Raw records
■ ■ ■ ■

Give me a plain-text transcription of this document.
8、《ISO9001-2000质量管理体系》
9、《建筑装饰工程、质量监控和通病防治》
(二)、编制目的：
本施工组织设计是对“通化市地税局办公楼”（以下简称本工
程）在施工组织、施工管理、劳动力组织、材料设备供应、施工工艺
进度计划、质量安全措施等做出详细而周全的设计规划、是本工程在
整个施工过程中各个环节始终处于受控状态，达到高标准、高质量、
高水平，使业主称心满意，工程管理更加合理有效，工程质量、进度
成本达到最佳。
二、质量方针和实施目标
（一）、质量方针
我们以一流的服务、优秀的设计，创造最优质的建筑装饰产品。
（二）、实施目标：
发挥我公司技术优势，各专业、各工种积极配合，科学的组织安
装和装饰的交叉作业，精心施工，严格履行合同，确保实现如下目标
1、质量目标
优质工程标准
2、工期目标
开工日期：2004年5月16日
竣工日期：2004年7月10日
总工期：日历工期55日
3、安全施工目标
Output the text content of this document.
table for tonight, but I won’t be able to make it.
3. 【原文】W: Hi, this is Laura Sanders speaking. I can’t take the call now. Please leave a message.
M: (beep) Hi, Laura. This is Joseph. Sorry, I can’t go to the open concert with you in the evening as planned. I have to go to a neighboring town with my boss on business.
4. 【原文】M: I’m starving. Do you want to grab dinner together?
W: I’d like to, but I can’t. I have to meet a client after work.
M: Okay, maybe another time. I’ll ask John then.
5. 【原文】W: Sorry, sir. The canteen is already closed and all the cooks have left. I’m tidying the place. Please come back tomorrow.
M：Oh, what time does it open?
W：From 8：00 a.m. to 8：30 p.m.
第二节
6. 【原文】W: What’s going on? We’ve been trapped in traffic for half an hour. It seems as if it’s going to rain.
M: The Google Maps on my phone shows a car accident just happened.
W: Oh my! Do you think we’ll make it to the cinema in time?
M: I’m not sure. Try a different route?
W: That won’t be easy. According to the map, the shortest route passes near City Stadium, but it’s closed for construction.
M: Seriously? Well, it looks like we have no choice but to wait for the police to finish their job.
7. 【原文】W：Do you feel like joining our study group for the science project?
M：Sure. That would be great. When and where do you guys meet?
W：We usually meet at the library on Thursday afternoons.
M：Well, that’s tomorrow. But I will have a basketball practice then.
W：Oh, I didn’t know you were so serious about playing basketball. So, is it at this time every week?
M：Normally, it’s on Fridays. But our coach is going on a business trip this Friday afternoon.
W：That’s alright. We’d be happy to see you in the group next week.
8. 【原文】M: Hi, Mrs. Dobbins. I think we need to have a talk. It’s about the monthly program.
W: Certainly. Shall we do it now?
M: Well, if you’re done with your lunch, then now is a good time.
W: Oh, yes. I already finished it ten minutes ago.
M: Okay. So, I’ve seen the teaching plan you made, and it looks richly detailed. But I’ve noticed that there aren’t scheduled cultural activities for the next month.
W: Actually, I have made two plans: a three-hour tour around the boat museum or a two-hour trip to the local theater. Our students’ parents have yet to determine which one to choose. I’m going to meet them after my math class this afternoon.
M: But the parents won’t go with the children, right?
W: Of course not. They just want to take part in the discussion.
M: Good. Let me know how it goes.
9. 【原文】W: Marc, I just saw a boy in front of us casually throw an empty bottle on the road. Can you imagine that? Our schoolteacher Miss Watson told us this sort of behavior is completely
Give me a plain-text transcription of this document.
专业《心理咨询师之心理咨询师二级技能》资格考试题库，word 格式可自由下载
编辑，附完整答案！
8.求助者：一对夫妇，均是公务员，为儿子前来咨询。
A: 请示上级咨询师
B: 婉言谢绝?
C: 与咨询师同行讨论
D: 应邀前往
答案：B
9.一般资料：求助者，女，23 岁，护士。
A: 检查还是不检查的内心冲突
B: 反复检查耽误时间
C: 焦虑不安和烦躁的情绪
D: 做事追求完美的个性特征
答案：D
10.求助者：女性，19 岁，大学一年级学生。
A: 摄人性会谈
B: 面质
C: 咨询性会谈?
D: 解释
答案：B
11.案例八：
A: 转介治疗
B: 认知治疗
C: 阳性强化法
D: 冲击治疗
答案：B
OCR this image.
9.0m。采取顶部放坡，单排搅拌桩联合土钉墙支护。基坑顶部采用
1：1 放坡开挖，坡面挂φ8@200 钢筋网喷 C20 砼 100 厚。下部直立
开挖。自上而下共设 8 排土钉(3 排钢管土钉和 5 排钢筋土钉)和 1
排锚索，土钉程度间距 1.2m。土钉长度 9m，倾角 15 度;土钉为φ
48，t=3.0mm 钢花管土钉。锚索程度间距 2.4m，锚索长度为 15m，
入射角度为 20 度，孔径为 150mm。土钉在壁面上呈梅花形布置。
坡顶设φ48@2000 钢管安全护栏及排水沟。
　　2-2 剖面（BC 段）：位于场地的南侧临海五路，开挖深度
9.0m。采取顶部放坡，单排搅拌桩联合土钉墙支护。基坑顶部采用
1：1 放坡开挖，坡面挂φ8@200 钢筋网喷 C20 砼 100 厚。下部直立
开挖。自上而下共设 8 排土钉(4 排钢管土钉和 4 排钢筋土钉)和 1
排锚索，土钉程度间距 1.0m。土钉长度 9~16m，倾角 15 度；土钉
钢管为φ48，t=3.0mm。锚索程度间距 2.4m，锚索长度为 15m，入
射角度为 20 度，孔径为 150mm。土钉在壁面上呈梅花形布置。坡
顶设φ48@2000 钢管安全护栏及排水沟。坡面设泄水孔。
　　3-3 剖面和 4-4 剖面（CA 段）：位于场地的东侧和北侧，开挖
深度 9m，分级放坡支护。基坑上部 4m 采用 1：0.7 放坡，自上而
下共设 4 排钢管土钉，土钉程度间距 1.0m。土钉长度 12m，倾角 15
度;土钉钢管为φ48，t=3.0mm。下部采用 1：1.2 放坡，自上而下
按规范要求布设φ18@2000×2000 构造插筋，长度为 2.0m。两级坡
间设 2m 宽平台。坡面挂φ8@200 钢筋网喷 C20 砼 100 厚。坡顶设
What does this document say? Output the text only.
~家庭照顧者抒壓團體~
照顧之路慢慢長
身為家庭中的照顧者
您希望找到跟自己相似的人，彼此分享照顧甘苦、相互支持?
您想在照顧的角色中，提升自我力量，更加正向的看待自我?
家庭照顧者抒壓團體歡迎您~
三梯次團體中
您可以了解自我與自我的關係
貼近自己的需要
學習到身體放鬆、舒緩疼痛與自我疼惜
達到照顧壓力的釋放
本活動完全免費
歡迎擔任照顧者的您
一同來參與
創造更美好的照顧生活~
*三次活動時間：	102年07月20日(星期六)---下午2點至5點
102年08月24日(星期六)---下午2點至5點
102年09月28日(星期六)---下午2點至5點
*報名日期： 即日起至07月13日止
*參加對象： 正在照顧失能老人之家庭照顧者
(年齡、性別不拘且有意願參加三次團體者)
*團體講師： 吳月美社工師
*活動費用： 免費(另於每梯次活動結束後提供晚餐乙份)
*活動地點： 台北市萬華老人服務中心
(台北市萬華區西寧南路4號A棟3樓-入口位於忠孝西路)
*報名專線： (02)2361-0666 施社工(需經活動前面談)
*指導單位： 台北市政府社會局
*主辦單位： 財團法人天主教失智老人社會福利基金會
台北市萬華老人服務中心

■ ■ ■ ■

Problem description:
Retype all the records, matching them exactly.

Exercise response:
Give me a plain-text transcription of this document.
8、《ISO9001-2000质量管理体系》
9、《建筑装饰工程、质量监控和通病防治》
(二)、编制目的：
本施工组织设计是对“通化市地税局办公楼”（以下简称本工
程）在施工组织、施工管理、劳动力组织、材料设备供应、施工工艺
进度计划、质量安全措施等做出详细而周全的设计规划、是本工程在
整个施工过程中各个环节始终处于受控状态，达到高标准、高质量、
高水平，使业主称心满意，工程管理更加合理有效，工程质量、进度
成本达到最佳。
二、质量方针和实施目标
（一）、质量方针
我们以一流的服务、优秀的设计，创造最优质的建筑装饰产品。
（二）、实施目标：
发挥我公司技术优势，各专业、各工种积极配合，科学的组织安
装和装饰的交叉作业，精心施工，严格履行合同，确保实现如下目标
1、质量目标
优质工程标准
2、工期目标
开工日期：2004年5月16日
竣工日期：2004年7月10日
总工期：日历工期55日
3、安全施工目标
Output the text content of this document.
table for tonight, but I won’t be able to make it.
3. 【原文】W: Hi, this is Laura Sanders speaking. I can’t take the call now. Please leave a message.
M: (beep) Hi, Laura. This is Joseph. Sorry, I can’t go to the open concert with you in the evening as planned. I have to go to a neighboring town with my boss on business.
4. 【原文】M: I’m starving. Do you want to grab dinner together?
W: I’d like to, but I can’t. I have to meet a client after work.
M: Okay, maybe another time. I’ll ask John then.
5. 【原文】W: Sorry, sir. The canteen is already closed and all the cooks have left. I’m tidying the place. Please come back tomorrow.
M：Oh, what time does it open?
W：From 8：00 a.m. to 8：30 p.m.
第二节
6. 【原文】W: What’s going on? We’ve been trapped in traffic for half an hour. It seems as if it’s going to rain.
M: The Google Maps on my phone shows a car accident just happened.
W: Oh my! Do you think we’ll make it to the cinema in time?
M: I’m not sure. Try a different route?
W: That won’t be easy. According to the map, the shortest route passes near City Stadium, but it’s closed for construction.
M: Seriously? Well, it looks like we have no choice but to wait for the police to finish their job.
7. 【原文】W：Do you feel like joining our study group for the science project?
M：Sure. That would be great. When and where do you guys meet?
W：We usually meet at the library on Thursday afternoons.
M：Well, that’s tomorrow. But I will have a basketball practice then.
W：Oh, I didn’t know you were so serious about playing basketball. So, is it at this time every week?
M：Normally, it’s on Fridays. But our coach is going on a business trip this Friday afternoon.
W：That’s alright. We’d be happy to see you in the group next week.
8. 【原文】M: Hi, Mrs. Dobbins. I think we need to have a talk. It’s about the monthly program.
W: Certainly. Shall we do it now?
M: Well, if you’re done with your lunch, then now is a good time.
W: Oh, yes. I already finished it ten minutes ago.
M: Okay. So, I’ve seen the teaching plan you made, and it looks richly detailed. But I’ve noticed that there aren’t scheduled cultural activities for the next month.
W: Actually, I have made two plans: a three-hour tour around the boat museum or a two-hour trip to the local theater. Our students’ parents have yet to determine which one to choose. I’m going to meet them after my math class this afternoon.
M: But the parents won’t go with the children, right?
W: Of course not. They just want to take part in the discussion.
M: Good. Let me know how it goes.
9. 【原文】W: Marc, I just saw a boy in front of us casually throw an empty bottle on the road. Can you imagine that? Our schoolteacher Miss Watson told us this sort of behavior is completely
Give me a plain-text transcription of this document.
专业《心理咨询师之心理咨询师二级技能》资格考试题库，word 格式可自由下载
编辑，附完整答案！
8.求助者：一对夫妇，均是公务员，为儿子前来咨询。
A: 请示上级咨询师
B: 婉言谢绝?
C: 与咨询师同行讨论
D: 应邀前往
答案：B
9.一般资料：求助者，女，23 岁，护士。
A: 检查还是不检查的内心冲突
B: 反复检查耽误时间
C: 焦虑不安和烦躁的情绪
D: 做事追求完美的个性特征
答案：D
10.求助者：女性，19 岁，大学一年级学生。
A: 摄人性会谈
B: 面质
C: 咨询性会谈?
D: 解释
答案：B
11.案例八：
A: 转介治疗
B: 认知治疗
C: 阳性强化法
D: 冲击治疗
答案：B
OCR this image.
9.0m。采取顶部放坡，单排搅拌桩联合土钉墙支护。基坑顶部采用
1：1 放坡开挖，坡面挂φ8@200 钢筋网喷 C20 砼 100 厚。下部直立
开挖。自上而下共设 8 排土钉(3 排钢管土钉和 5 排钢筋土钉)和 1
排锚索，土钉程度间距 1.2m。土钉长度 9m，倾角 15 度;土钉为φ
48，t=3.0mm 钢花管土钉。锚索程度间距 2.4m，锚索长度为 15m，
入射角度为 20 度，孔径为 150mm。土钉在壁面上呈梅花形布置。
坡顶设φ48@2000 钢管安全护栏及排水沟。
　　2-2 剖面（BC 段）：位于场地的南侧临海五路，开挖深度
9.0m。采取顶部放坡，单排搅拌桩联合土钉墙支护。基坑顶部采用
1：1 放坡开挖，坡面挂φ8@200 钢筋网喷 C20 砼 100 厚。下部直立
开挖。自上而下共设 8 排土钉(4 排钢管土钉和 4 排钢筋土钉)和 1
排锚索，土钉程度间距 1.0m。土钉长度 9~16m，倾角 15 度；土钉
钢管为φ48，t=3.0mm。锚索程度间距 2.4m，锚索长度为 15m，入
射角度为 20 度，孔径为 150mm。土钉在壁面上呈梅花形布置。坡
顶设φ48@2000 钢管安全护栏及排水沟。坡面设泄水孔。
　　3-3 剖面和 4-4 剖面（CA 段）：位于场地的东侧和北侧，开挖
深度 9m，分级放坡支护。基坑上部 4m 采用 1：0.7 放坡，自上而
下共设 4 排钢管土钉，土钉程度间距 1.0m。土钉长度 12m，倾角 15
度;土钉钢管为φ48，t=3.0mm。下部采用 1：1.2 放坡，自上而下
按规范要求布设φ18@2000×2000 构造插筋，长度为 2.0m。两级坡
间设 2m 宽平台。坡面挂φ8@200 钢筋网喷 C20 砼 100 厚。坡顶设
What does this document say? Output the text only.
~家庭照顧者抒壓團體~
照顧之路慢慢長
身為家庭中的照顧者
您希望找到跟自己相似的人，彼此分享照顧甘苦、相互支持?
您想在照顧的角色中，提升自我力量，更加正向的看待自我?
家庭照顧者抒壓團體歡迎您~
三梯次團體中
您可以了解自我與自我的關係
貼近自己的需要
學習到身體放鬆、舒緩疼痛與自我疼惜
達到照顧壓力的釋放
本活動完全免費
歡迎擔任照顧者的您
一同來參與
創造更美好的照顧生活~
*三次活動時間：	102年07月20日(星期六)---下午2點至5點
102年08月24日(星期六)---下午2點至5點
102年09月28日(星期六)---下午2點至5點
*報名日期： 即日起至07月13日止
*參加對象： 正在照顧失能老人之家庭照顧者
(年齡、性別不拘且有意願參加三次團體者)
*團體講師： 吳月美社工師
*活動費用： 免費(另於每梯次活動結束後提供晚餐乙份)
*活動地點： 台北市萬華老人服務中心
(台北市萬華區西寧南路4號A棟3樓-入口位於忠孝西路)
*報名專線： (02)2361-0666 施社工(需經活動前面談)
*指導單位： 台北市政府社會局
*主辦單位： 財團法人天主教失智老人社會福利基金會
台北市萬華老人服務中心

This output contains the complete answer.